Extracted data entries:
* * *
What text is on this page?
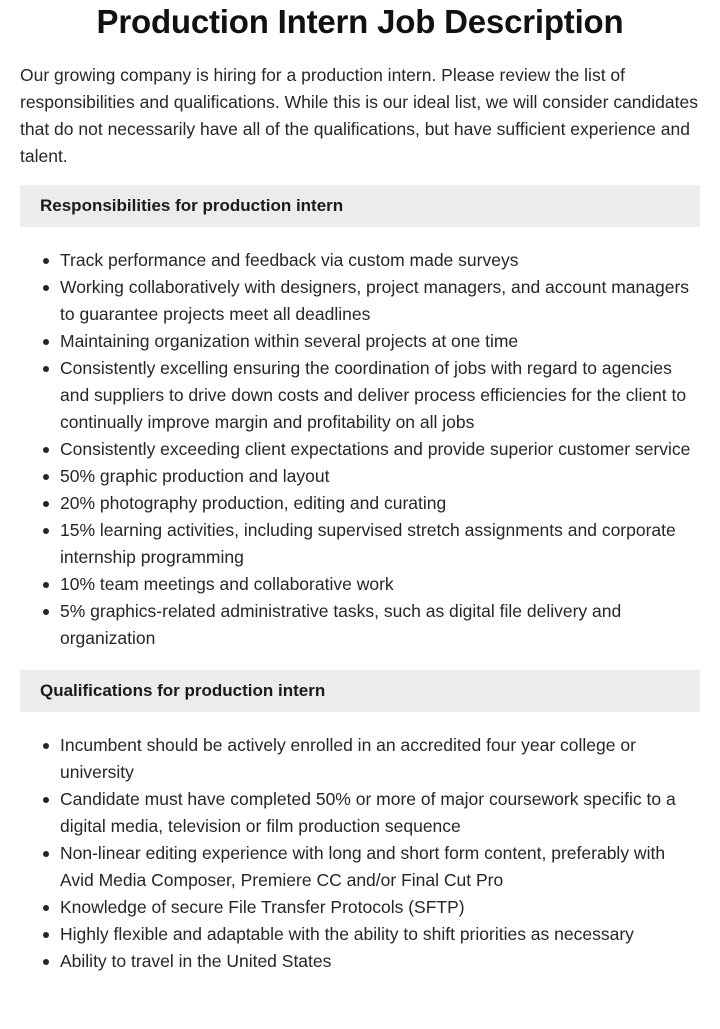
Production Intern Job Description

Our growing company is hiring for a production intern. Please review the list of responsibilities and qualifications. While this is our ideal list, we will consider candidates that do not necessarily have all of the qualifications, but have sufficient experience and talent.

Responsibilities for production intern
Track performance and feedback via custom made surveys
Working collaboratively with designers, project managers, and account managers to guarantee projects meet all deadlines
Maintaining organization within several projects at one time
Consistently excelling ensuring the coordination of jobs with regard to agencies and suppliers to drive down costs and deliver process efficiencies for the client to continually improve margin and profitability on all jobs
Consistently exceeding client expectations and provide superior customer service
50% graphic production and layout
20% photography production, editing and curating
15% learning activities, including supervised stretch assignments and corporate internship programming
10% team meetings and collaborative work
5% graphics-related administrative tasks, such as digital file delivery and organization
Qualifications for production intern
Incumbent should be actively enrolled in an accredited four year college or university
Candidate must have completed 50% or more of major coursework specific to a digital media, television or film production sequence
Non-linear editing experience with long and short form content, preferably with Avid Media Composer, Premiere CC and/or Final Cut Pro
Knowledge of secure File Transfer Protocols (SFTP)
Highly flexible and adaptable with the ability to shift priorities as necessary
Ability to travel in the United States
* * *
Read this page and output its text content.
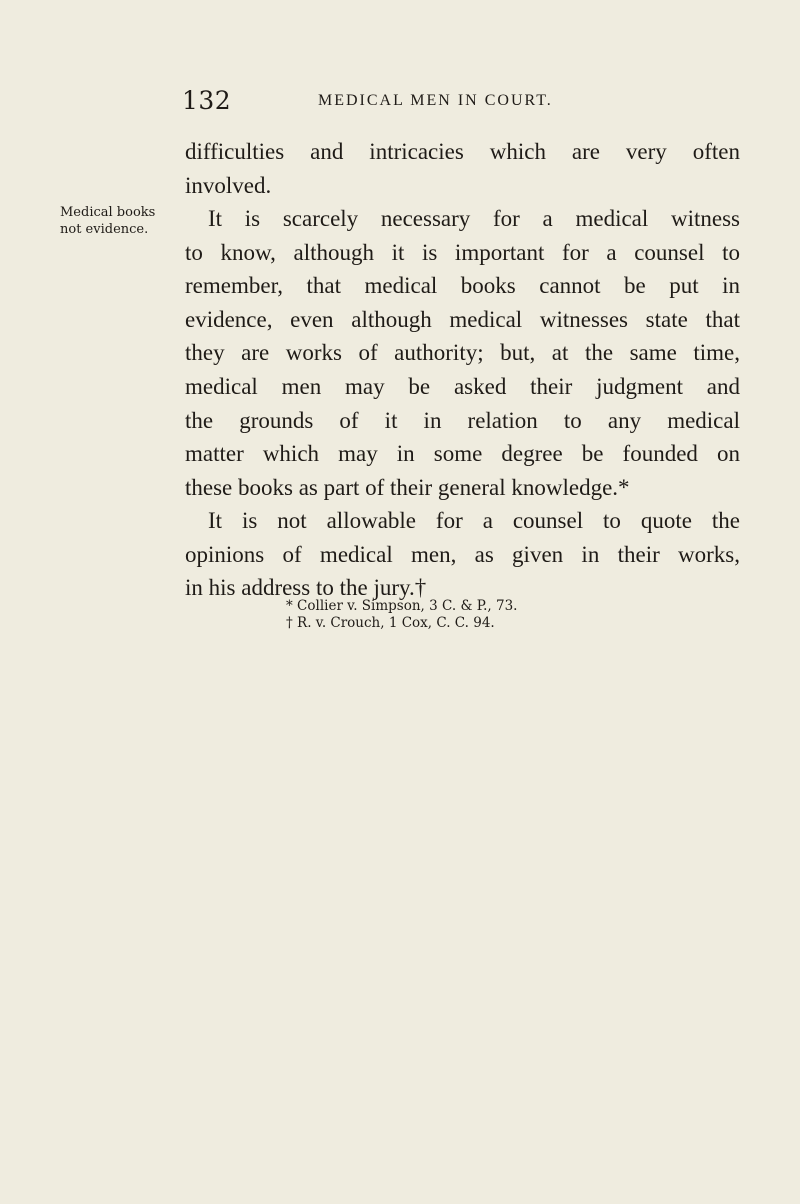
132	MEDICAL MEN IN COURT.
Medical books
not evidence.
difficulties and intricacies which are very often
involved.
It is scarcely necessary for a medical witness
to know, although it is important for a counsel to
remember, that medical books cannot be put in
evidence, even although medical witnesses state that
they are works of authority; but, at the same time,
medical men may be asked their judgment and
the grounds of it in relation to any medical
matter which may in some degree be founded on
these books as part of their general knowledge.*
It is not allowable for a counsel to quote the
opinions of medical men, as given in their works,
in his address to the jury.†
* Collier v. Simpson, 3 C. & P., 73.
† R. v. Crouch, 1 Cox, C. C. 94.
* * *
Work required: Take every line from the records above that has the word "page" and copy it.

Answer in full:
What text is on this page?
Read this page and output its text content.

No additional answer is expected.